STATED EXERCISE: Copy each line with the word "Assemblies" in it.

******

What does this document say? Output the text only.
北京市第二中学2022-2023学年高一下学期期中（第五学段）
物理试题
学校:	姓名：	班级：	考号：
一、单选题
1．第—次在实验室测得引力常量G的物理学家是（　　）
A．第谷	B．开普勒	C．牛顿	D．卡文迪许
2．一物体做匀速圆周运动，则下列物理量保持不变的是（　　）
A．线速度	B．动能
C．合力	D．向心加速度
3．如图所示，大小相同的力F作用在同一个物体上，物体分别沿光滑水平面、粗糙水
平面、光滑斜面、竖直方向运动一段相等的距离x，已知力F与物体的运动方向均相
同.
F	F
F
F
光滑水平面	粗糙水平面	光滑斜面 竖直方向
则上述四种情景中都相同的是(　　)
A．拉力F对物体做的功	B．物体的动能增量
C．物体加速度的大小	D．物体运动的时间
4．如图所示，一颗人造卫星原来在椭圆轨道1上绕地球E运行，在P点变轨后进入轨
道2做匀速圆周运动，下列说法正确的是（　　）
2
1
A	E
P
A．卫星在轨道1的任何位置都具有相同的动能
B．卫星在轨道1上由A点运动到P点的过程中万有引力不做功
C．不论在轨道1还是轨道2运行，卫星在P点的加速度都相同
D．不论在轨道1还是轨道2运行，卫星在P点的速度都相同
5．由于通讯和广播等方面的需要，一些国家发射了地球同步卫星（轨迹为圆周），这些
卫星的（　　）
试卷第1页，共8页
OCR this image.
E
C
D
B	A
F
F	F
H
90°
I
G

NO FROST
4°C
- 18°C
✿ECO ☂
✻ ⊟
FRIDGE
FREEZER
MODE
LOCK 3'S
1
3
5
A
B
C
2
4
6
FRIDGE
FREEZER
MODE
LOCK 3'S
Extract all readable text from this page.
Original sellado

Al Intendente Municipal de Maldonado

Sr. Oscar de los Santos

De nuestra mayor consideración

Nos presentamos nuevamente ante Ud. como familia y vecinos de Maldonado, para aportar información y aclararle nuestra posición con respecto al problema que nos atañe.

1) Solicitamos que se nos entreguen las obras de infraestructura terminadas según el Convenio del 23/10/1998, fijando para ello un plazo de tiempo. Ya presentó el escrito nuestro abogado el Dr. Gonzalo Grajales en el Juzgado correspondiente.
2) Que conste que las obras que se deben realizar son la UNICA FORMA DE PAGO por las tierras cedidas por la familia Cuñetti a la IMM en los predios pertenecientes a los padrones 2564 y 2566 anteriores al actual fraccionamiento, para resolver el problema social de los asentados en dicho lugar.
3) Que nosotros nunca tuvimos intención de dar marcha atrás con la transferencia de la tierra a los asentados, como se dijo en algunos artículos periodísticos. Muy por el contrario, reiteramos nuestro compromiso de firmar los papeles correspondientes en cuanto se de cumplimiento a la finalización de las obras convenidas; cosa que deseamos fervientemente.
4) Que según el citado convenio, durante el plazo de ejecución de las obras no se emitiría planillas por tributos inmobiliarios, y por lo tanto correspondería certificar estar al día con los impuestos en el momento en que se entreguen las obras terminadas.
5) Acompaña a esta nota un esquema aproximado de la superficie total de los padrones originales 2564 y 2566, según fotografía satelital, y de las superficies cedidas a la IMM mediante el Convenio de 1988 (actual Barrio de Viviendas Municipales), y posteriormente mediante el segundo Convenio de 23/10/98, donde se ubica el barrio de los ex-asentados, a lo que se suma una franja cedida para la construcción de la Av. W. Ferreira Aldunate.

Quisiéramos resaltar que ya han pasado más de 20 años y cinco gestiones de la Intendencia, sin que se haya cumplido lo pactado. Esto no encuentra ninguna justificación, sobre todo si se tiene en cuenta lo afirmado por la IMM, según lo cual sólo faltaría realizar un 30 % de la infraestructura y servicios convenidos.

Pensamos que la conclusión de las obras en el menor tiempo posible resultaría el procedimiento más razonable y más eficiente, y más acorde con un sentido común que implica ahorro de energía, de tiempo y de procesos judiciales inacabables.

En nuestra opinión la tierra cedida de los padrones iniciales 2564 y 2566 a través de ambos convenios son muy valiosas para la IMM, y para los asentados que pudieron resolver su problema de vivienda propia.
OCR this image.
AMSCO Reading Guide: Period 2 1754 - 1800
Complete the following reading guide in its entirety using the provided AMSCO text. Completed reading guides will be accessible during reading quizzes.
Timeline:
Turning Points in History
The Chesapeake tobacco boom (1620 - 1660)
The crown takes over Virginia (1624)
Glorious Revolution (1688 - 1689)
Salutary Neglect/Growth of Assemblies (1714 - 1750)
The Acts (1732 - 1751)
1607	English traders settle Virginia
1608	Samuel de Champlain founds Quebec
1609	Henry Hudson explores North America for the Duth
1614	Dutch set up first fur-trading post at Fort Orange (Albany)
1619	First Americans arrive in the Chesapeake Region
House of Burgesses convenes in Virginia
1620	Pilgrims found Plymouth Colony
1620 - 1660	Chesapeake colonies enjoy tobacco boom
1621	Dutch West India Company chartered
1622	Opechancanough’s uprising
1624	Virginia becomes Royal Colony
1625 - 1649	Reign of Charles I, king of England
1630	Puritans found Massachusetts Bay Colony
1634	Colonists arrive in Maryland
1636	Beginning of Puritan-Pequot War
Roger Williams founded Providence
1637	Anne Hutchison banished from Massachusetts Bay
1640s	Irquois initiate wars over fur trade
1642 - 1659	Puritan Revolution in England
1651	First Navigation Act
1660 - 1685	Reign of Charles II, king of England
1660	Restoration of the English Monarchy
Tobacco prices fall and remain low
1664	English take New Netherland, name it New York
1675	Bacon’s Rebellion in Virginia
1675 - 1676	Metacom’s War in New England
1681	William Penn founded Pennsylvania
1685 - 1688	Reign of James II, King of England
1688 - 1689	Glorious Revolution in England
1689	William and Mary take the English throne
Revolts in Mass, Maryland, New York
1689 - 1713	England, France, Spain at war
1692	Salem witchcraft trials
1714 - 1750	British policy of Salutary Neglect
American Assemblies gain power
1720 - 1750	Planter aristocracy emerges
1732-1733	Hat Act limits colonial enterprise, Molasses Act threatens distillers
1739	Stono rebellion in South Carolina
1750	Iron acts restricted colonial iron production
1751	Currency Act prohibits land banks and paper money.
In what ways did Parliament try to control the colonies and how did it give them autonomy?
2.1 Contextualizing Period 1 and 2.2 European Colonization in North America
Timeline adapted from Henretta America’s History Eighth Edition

******

CORRECT ANSWER:
Salutary Neglect/Growth of Assemblies (1714 - 1750)
American Assemblies gain power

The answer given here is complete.